■ **Requirement**
Output all records precisely as written.

■ **Records provided**
═══
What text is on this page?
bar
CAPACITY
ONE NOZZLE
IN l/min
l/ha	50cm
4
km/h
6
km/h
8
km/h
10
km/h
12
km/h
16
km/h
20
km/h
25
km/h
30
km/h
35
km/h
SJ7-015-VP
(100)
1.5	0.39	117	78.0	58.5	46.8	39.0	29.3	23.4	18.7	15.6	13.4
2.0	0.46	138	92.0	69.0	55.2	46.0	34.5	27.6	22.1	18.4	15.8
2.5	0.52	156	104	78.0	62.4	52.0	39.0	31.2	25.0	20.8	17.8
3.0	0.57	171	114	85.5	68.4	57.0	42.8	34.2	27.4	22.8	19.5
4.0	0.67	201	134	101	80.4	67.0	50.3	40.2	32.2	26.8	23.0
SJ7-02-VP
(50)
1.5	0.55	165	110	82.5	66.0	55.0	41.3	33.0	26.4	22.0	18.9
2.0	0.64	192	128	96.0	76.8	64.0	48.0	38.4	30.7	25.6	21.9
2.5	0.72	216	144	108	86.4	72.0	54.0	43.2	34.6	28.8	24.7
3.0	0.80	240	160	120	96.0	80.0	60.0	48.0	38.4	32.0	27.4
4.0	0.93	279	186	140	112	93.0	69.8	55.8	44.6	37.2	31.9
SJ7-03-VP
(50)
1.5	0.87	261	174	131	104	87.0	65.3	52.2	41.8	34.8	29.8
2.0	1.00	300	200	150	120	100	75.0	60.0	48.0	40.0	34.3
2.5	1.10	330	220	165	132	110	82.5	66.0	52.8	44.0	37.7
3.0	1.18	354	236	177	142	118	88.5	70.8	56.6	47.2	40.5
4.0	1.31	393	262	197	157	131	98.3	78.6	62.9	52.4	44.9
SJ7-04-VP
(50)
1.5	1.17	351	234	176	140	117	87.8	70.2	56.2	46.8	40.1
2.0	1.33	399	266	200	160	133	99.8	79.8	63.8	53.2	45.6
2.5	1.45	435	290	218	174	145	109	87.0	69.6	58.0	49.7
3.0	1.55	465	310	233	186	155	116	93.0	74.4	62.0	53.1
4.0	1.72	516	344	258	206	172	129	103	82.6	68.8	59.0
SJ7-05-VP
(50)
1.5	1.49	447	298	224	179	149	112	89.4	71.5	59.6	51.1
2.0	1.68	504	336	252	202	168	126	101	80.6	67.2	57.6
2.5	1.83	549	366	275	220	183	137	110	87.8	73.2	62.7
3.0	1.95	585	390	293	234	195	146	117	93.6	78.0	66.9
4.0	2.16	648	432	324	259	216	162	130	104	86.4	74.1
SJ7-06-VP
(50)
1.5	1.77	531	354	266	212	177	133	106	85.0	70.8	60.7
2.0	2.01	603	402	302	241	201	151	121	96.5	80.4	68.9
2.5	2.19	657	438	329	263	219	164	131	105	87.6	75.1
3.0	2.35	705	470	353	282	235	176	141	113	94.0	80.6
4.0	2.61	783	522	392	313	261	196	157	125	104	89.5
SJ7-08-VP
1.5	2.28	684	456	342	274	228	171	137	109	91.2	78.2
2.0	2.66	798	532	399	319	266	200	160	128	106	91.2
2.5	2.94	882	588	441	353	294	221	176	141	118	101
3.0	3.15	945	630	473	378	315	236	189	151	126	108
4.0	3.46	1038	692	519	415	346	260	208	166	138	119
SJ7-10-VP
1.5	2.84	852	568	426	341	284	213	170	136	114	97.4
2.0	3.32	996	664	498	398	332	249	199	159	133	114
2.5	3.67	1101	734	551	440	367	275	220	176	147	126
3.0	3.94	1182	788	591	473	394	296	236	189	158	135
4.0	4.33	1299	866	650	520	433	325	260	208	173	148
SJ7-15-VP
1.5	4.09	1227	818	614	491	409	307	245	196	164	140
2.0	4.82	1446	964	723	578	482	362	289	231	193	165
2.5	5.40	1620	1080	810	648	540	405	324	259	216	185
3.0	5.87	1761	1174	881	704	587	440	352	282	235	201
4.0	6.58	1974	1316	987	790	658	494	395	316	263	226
═══
■ **Solution to the exercise**
What text is on this page?
bar
CAPACITY
ONE NOZZLE
IN l/min
l/ha	50cm
4
km/h
6
km/h
8
km/h
10
km/h
12
km/h
16
km/h
20
km/h
25
km/h
30
km/h
35
km/h
SJ7-015-VP
(100)
1.5	0.39	117	78.0	58.5	46.8	39.0	29.3	23.4	18.7	15.6	13.4
2.0	0.46	138	92.0	69.0	55.2	46.0	34.5	27.6	22.1	18.4	15.8
2.5	0.52	156	104	78.0	62.4	52.0	39.0	31.2	25.0	20.8	17.8
3.0	0.57	171	114	85.5	68.4	57.0	42.8	34.2	27.4	22.8	19.5
4.0	0.67	201	134	101	80.4	67.0	50.3	40.2	32.2	26.8	23.0
SJ7-02-VP
(50)
1.5	0.55	165	110	82.5	66.0	55.0	41.3	33.0	26.4	22.0	18.9
2.0	0.64	192	128	96.0	76.8	64.0	48.0	38.4	30.7	25.6	21.9
2.5	0.72	216	144	108	86.4	72.0	54.0	43.2	34.6	28.8	24.7
3.0	0.80	240	160	120	96.0	80.0	60.0	48.0	38.4	32.0	27.4
4.0	0.93	279	186	140	112	93.0	69.8	55.8	44.6	37.2	31.9
SJ7-03-VP
(50)
1.5	0.87	261	174	131	104	87.0	65.3	52.2	41.8	34.8	29.8
2.0	1.00	300	200	150	120	100	75.0	60.0	48.0	40.0	34.3
2.5	1.10	330	220	165	132	110	82.5	66.0	52.8	44.0	37.7
3.0	1.18	354	236	177	142	118	88.5	70.8	56.6	47.2	40.5
4.0	1.31	393	262	197	157	131	98.3	78.6	62.9	52.4	44.9
SJ7-04-VP
(50)
1.5	1.17	351	234	176	140	117	87.8	70.2	56.2	46.8	40.1
2.0	1.33	399	266	200	160	133	99.8	79.8	63.8	53.2	45.6
2.5	1.45	435	290	218	174	145	109	87.0	69.6	58.0	49.7
3.0	1.55	465	310	233	186	155	116	93.0	74.4	62.0	53.1
4.0	1.72	516	344	258	206	172	129	103	82.6	68.8	59.0
SJ7-05-VP
(50)
1.5	1.49	447	298	224	179	149	112	89.4	71.5	59.6	51.1
2.0	1.68	504	336	252	202	168	126	101	80.6	67.2	57.6
2.5	1.83	549	366	275	220	183	137	110	87.8	73.2	62.7
3.0	1.95	585	390	293	234	195	146	117	93.6	78.0	66.9
4.0	2.16	648	432	324	259	216	162	130	104	86.4	74.1
SJ7-06-VP
(50)
1.5	1.77	531	354	266	212	177	133	106	85.0	70.8	60.7
2.0	2.01	603	402	302	241	201	151	121	96.5	80.4	68.9
2.5	2.19	657	438	329	263	219	164	131	105	87.6	75.1
3.0	2.35	705	470	353	282	235	176	141	113	94.0	80.6
4.0	2.61	783	522	392	313	261	196	157	125	104	89.5
SJ7-08-VP
1.5	2.28	684	456	342	274	228	171	137	109	91.2	78.2
2.0	2.66	798	532	399	319	266	200	160	128	106	91.2
2.5	2.94	882	588	441	353	294	221	176	141	118	101
3.0	3.15	945	630	473	378	315	236	189	151	126	108
4.0	3.46	1038	692	519	415	346	260	208	166	138	119
SJ7-10-VP
1.5	2.84	852	568	426	341	284	213	170	136	114	97.4
2.0	3.32	996	664	498	398	332	249	199	159	133	114
2.5	3.67	1101	734	551	440	367	275	220	176	147	126
3.0	3.94	1182	788	591	473	394	296	236	189	158	135
4.0	4.33	1299	866	650	520	433	325	260	208	173	148
SJ7-15-VP
1.5	4.09	1227	818	614	491	409	307	245	196	164	140
2.0	4.82	1446	964	723	578	482	362	289	231	193	165
2.5	5.40	1620	1080	810	648	540	405	324	259	216	185
3.0	5.87	1761	1174	881	704	587	440	352	282	235	201
4.0	6.58	1974	1316	987	790	658	494	395	316	263	226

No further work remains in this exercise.